Start Records for processing

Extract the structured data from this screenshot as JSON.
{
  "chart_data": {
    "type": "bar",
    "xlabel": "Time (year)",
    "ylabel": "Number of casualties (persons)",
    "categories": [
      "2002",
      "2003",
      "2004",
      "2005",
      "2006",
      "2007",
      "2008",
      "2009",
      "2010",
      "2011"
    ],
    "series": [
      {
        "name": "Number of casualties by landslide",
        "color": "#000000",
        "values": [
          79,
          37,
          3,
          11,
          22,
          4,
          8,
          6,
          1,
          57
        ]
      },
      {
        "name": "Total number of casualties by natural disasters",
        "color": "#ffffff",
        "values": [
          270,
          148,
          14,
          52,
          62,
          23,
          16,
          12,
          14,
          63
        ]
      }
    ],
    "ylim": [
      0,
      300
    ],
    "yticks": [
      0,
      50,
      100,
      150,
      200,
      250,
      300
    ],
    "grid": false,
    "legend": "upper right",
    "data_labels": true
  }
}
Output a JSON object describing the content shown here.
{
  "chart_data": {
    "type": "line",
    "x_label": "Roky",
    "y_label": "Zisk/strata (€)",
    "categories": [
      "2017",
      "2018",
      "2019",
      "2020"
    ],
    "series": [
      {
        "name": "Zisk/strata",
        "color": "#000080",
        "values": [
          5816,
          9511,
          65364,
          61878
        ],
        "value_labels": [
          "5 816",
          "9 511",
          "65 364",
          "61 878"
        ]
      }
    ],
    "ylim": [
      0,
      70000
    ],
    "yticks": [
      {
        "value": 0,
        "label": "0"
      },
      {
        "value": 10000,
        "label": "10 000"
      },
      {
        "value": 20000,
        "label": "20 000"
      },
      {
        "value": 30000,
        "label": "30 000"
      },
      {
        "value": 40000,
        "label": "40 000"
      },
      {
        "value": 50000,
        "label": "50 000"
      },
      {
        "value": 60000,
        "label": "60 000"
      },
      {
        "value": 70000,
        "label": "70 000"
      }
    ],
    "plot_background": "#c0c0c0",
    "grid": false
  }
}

End Records for processing

Short exercise -> Reproduce the full set of records precisely.

Solved exercise ->
Extract the structured data from this screenshot as JSON.
{
  "chart_data": {
    "type": "bar",
    "xlabel": "Time (year)",
    "ylabel": "Number of casualties (persons)",
    "categories": [
      "2002",
      "2003",
      "2004",
      "2005",
      "2006",
      "2007",
      "2008",
      "2009",
      "2010",
      "2011"
    ],
    "series": [
      {
        "name": "Number of casualties by landslide",
        "color": "#000000",
        "values": [
          79,
          37,
          3,
          11,
          22,
          4,
          8,
          6,
          1,
          57
        ]
      },
      {
        "name": "Total number of casualties by natural disasters",
        "color": "#ffffff",
        "values": [
          270,
          148,
          14,
          52,
          62,
          23,
          16,
          12,
          14,
          63
        ]
      }
    ],
    "ylim": [
      0,
      300
    ],
    "yticks": [
      0,
      50,
      100,
      150,
      200,
      250,
      300
    ],
    "grid": false,
    "legend": "upper right",
    "data_labels": true
  }
}
Output a JSON object describing the content shown here.
{
  "chart_data": {
    "type": "line",
    "x_label": "Roky",
    "y_label": "Zisk/strata (€)",
    "categories": [
      "2017",
      "2018",
      "2019",
      "2020"
    ],
    "series": [
      {
        "name": "Zisk/strata",
        "color": "#000080",
        "values": [
          5816,
          9511,
          65364,
          61878
        ],
        "value_labels": [
          "5 816",
          "9 511",
          "65 364",
          "61 878"
        ]
      }
    ],
    "ylim": [
      0,
      70000
    ],
    "yticks": [
      {
        "value": 0,
        "label": "0"
      },
      {
        "value": 10000,
        "label": "10 000"
      },
      {
        "value": 20000,
        "label": "20 000"
      },
      {
        "value": 30000,
        "label": "30 000"
      },
      {
        "value": 40000,
        "label": "40 000"
      },
      {
        "value": 50000,
        "label": "50 000"
      },
      {
        "value": 60000,
        "label": "60 000"
      },
      {
        "value": 70000,
        "label": "70 000"
      }
    ],
    "plot_background": "#c0c0c0",
    "grid": false
  }
}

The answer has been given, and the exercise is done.